Your goal:
Scan the material below for the string "JSON", and copy every line where it shows up.
┌──
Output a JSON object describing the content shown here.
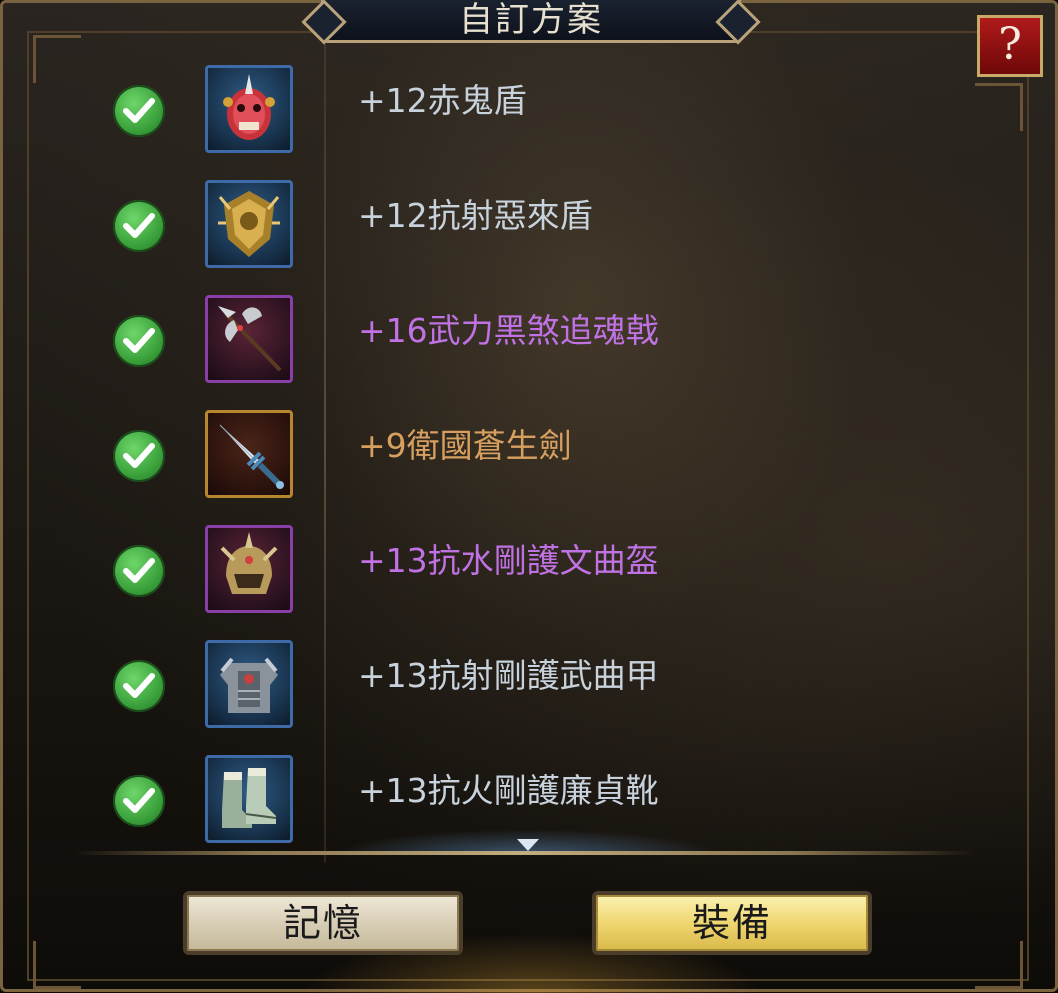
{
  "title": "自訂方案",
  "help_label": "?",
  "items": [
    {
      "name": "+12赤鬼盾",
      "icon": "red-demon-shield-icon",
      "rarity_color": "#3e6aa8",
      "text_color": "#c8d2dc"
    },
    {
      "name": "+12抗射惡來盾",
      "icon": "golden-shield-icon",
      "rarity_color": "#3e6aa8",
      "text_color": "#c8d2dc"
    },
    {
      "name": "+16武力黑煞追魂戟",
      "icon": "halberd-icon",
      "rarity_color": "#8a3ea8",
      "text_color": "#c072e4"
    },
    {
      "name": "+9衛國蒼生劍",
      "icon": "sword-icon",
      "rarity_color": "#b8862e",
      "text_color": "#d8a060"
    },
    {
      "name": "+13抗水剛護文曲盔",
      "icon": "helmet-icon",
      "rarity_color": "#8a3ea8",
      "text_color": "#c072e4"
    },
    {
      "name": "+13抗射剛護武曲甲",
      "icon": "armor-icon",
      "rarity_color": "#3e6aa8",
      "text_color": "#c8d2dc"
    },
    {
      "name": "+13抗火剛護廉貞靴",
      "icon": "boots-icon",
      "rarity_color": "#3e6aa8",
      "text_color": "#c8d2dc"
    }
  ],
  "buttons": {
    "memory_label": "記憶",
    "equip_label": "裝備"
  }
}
└──
┌──
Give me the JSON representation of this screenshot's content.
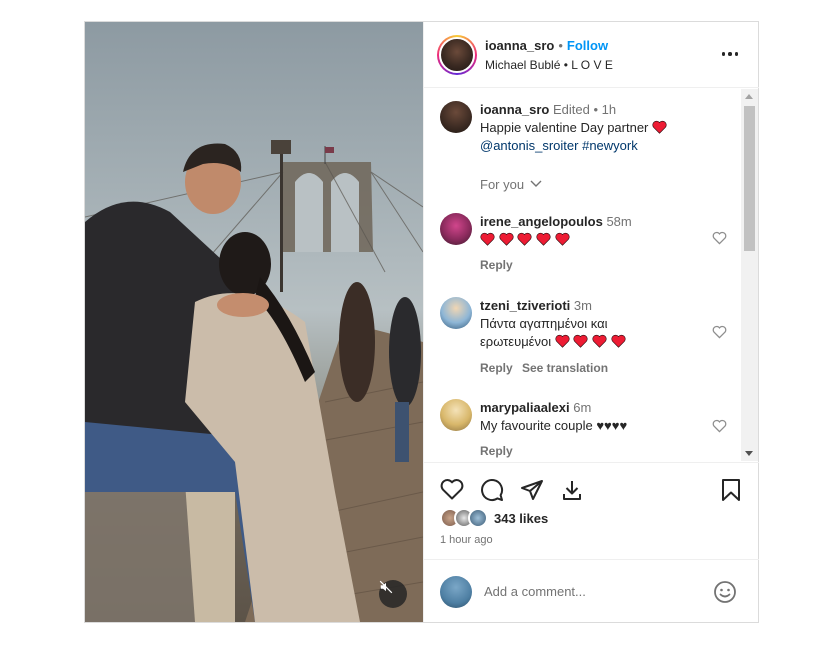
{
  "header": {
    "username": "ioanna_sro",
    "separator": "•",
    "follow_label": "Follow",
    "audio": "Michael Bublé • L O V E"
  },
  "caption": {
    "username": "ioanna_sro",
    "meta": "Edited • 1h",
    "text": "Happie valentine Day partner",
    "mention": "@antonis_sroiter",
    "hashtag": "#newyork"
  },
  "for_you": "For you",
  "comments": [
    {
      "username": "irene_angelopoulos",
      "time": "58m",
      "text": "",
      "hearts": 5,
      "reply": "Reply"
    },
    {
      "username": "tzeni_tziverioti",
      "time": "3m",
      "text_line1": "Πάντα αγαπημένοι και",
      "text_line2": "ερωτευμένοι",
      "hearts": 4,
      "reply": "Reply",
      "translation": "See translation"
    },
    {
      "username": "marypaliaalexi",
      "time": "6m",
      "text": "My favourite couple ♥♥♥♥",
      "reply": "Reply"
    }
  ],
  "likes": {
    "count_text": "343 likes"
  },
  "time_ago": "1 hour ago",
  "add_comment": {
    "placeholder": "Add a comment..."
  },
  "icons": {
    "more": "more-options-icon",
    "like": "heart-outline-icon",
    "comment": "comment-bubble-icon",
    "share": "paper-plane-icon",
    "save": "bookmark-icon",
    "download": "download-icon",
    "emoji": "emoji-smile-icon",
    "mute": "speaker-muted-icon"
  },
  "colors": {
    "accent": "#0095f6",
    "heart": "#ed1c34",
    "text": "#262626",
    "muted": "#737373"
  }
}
└──
Solution for this exercise:
Output a JSON object describing the content shown here.
Give me the JSON representation of this screenshot's content.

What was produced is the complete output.